◆ REQUIRED TASK ◆
Read through the data and report every line in which the word "tags" occurs.
── DATASET EXTRACT
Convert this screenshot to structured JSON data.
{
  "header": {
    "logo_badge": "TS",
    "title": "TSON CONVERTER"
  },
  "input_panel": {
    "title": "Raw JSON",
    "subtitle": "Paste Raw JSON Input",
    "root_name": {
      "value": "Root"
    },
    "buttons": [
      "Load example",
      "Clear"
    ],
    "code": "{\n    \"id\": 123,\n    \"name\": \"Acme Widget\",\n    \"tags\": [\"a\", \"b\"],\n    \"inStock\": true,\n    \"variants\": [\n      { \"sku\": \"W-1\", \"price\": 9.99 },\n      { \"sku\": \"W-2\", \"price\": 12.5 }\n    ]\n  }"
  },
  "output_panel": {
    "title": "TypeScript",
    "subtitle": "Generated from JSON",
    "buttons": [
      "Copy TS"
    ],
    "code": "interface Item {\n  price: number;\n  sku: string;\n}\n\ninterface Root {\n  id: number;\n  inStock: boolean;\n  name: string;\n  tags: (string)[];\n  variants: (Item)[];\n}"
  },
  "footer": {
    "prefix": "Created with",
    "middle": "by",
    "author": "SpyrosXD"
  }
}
────
── DATASET EXTRACT
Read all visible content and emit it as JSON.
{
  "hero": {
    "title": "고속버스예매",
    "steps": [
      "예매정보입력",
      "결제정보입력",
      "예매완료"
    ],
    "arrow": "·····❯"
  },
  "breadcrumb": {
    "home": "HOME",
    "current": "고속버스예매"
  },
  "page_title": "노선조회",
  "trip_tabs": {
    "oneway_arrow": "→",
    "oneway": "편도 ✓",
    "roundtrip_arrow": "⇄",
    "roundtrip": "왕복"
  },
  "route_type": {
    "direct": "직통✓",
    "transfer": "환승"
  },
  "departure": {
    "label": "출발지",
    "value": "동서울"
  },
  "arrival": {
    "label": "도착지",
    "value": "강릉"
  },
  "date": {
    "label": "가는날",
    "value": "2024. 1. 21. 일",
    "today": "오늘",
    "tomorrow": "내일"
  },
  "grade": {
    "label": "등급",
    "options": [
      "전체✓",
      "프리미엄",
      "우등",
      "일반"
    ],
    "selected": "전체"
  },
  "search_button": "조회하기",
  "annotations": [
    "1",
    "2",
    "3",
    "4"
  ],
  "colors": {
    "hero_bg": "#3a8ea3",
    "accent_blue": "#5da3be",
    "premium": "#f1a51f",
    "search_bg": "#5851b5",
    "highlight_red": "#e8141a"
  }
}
────
◆ ANSWER TO THIS EXERCISE ◆
    "code": "{\n    \"id\": 123,\n    \"name\": \"Acme Widget\",\n    \"tags\": [\"a\", \"b\"],\n    \"inStock\": true,\n    \"variants\": [\n      { \"sku\": \"W-1\", \"price\": 9.99 },\n      { \"sku\": \"W-2\", \"price\": 12.5 }\n    ]\n  }"
    "code": "interface Item {\n  price: number;\n  sku: string;\n}\n\ninterface Root {\n  id: number;\n  inStock: boolean;\n  name: string;\n  tags: (string)[];\n  variants: (Item)[];\n}"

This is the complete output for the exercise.